***** TASK INPUTS

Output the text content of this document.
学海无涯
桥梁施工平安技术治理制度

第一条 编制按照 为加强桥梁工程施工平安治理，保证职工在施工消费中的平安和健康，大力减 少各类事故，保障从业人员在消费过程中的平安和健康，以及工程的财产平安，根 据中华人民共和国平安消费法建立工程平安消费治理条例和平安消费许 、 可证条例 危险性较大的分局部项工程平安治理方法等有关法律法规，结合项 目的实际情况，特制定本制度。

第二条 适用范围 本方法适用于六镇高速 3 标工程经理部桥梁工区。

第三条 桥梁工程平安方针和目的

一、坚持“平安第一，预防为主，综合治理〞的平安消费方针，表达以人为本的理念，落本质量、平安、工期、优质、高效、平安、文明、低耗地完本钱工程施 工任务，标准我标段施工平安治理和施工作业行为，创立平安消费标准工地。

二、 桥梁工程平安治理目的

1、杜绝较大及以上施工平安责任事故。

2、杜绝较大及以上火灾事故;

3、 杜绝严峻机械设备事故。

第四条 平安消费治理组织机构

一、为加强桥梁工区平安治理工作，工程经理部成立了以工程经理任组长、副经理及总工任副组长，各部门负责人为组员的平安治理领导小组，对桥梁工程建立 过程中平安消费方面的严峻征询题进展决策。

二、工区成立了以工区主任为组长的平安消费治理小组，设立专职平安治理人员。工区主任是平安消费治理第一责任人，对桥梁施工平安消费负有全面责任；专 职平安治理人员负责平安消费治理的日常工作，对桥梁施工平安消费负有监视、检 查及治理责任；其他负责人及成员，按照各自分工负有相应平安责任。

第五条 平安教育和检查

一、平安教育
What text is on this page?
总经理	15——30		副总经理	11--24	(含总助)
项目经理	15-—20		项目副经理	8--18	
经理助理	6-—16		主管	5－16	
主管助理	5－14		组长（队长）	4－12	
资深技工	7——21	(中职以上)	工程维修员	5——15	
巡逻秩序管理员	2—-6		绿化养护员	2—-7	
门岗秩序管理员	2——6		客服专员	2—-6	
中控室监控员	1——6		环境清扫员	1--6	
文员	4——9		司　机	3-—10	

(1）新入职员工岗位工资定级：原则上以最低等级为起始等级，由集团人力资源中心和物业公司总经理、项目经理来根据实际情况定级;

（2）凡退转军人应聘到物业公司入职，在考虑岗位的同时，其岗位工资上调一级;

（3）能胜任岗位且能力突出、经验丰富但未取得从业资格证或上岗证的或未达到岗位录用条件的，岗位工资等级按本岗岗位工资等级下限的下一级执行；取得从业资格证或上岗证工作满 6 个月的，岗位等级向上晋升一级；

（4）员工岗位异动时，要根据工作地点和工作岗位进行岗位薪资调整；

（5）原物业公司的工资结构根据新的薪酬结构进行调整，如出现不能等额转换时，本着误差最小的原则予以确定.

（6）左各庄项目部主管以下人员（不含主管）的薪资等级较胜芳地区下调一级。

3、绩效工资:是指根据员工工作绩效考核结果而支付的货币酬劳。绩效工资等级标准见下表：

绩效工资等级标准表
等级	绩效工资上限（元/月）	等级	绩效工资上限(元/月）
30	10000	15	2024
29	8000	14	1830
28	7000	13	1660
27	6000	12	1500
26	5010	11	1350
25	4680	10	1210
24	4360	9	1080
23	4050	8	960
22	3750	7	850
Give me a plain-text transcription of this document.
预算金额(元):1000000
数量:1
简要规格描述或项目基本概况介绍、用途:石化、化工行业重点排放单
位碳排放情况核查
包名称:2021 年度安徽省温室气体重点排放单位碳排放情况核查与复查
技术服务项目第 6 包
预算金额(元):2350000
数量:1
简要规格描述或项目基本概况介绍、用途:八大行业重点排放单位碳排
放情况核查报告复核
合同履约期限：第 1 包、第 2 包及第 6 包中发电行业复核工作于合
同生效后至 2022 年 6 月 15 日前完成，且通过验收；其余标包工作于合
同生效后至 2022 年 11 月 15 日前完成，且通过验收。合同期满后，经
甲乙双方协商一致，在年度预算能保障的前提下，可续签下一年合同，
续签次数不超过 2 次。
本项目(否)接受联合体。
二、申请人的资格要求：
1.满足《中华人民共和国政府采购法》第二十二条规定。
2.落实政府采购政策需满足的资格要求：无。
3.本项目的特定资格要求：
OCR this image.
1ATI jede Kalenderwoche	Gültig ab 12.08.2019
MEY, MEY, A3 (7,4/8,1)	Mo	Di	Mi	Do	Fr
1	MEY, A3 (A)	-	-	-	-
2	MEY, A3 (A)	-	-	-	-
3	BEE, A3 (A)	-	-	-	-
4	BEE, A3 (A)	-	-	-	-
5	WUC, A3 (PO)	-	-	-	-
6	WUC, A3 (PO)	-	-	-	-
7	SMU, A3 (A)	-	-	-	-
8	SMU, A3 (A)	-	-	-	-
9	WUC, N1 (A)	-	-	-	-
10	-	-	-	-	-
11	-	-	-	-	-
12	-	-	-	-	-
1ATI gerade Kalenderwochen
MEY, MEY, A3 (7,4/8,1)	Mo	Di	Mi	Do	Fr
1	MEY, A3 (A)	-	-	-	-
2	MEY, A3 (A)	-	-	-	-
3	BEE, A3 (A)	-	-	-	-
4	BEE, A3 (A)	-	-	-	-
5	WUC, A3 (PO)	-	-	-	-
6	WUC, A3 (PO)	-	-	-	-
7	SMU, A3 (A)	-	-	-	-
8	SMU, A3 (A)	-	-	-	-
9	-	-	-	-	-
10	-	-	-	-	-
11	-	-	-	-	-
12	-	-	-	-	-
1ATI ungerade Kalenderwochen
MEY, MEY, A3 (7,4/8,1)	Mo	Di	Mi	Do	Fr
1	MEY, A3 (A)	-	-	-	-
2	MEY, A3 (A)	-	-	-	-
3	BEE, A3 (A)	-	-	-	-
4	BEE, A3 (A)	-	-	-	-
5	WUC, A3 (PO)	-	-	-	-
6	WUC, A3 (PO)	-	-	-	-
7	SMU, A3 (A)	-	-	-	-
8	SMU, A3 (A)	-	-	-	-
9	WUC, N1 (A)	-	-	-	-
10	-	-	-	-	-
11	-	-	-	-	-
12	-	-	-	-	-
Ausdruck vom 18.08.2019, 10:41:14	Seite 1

**********

### SET TASK
Gather all the lines that include the word "且通过验收" and copy them out.

### WRITTEN RESPONSE
同生效后至 2022 年 6 月 15 日前完成，且通过验收；其余标包工作于合
同生效后至 2022 年 11 月 15 日前完成，且通过验收。合同期满后，经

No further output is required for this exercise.